▶ _TASK INSTRUCTIONS_
Lines that contain the string "cùng" are to be copied; leave out all others.

(Stored data)

'''

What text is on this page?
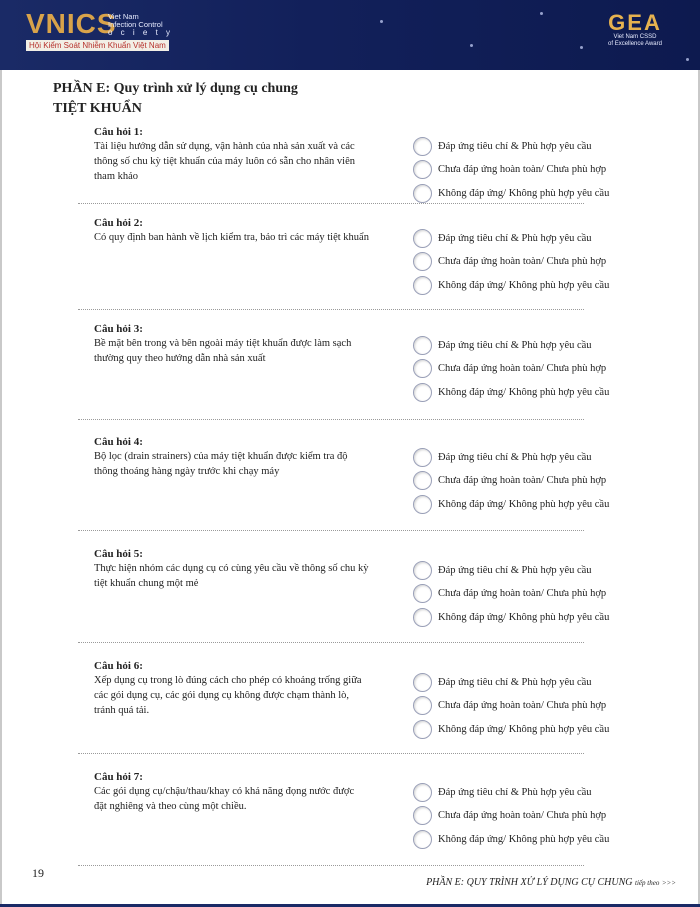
VNICS
Viet Nam
Infection Control
o c i e t y
Hội Kiểm Soát Nhiễm Khuẩn Việt Nam
GEA
Viet Nam CSSD
of Excellence Award
PHẦN E: Quy trình xử lý dụng cụ chung
TIỆT KHUẨN
Câu hỏi 1:
Tài liệu hướng dẫn sử dụng, vận hành của nhà sản xuất và các thông số chu kỳ tiệt khuẩn của máy luôn có sẵn cho nhân viên tham khảo
Đáp ứng tiêu chí & Phù hợp yêu cầu
Chưa đáp ứng hoàn toàn/ Chưa phù hợp
Không đáp ứng/ Không phù hợp yêu cầu
Câu hỏi 2:
Có quy định ban hành về lịch kiểm tra, bảo trì các máy tiệt khuẩn	Đáp ứng tiêu chí & Phù hợp yêu cầu
Chưa đáp ứng hoàn toàn/ Chưa phù hợp
Không đáp ứng/ Không phù hợp yêu cầu
Câu hỏi 3:
Bề mặt bên trong và bên ngoài máy tiệt khuẩn được làm sạch thường quy theo hướng dẫn nhà sản xuất
Đáp ứng tiêu chí & Phù hợp yêu cầu
Chưa đáp ứng hoàn toàn/ Chưa phù hợp
Không đáp ứng/ Không phù hợp yêu cầu
Câu hỏi 4:
Bộ lọc (drain strainers) của máy tiệt khuẩn được kiểm tra độ thông thoáng hàng ngày trước khi chạy máy
Đáp ứng tiêu chí & Phù hợp yêu cầu
Chưa đáp ứng hoàn toàn/ Chưa phù hợp
Không đáp ứng/ Không phù hợp yêu cầu
Câu hỏi 5:
Thực hiện nhóm các dụng cụ có cùng yêu cầu về thông số chu kỳ tiệt khuẩn chung một mẻ
Đáp ứng tiêu chí & Phù hợp yêu cầu
Chưa đáp ứng hoàn toàn/ Chưa phù hợp
Không đáp ứng/ Không phù hợp yêu cầu
Câu hỏi 6:
Xếp dụng cụ trong lò đúng cách cho phép có khoảng trống giữa các gói dụng cụ, các gói dụng cụ không được chạm thành lò, tránh quá tải.
Đáp ứng tiêu chí & Phù hợp yêu cầu
Chưa đáp ứng hoàn toàn/ Chưa phù hợp
Không đáp ứng/ Không phù hợp yêu cầu
Câu hỏi 7:
Các gói dụng cụ/chậu/thau/khay có khả năng đọng nước được đặt nghiêng và theo cùng một chiều.
Đáp ứng tiêu chí & Phù hợp yêu cầu
Chưa đáp ứng hoàn toàn/ Chưa phù hợp
Không đáp ứng/ Không phù hợp yêu cầu
19
PHẦN E: QUY TRÌNH XỬ LÝ DỤNG CỤ CHUNG tiếp theo >>>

'''

▶ _OUTPUT OF THE TASK_
Thực hiện nhóm các dụng cụ có cùng yêu cầu về thông số chu kỳ tiệt khuẩn chung một mẻ
Các gói dụng cụ/chậu/thau/khay có khả năng đọng nước được đặt nghiêng và theo cùng một chiều.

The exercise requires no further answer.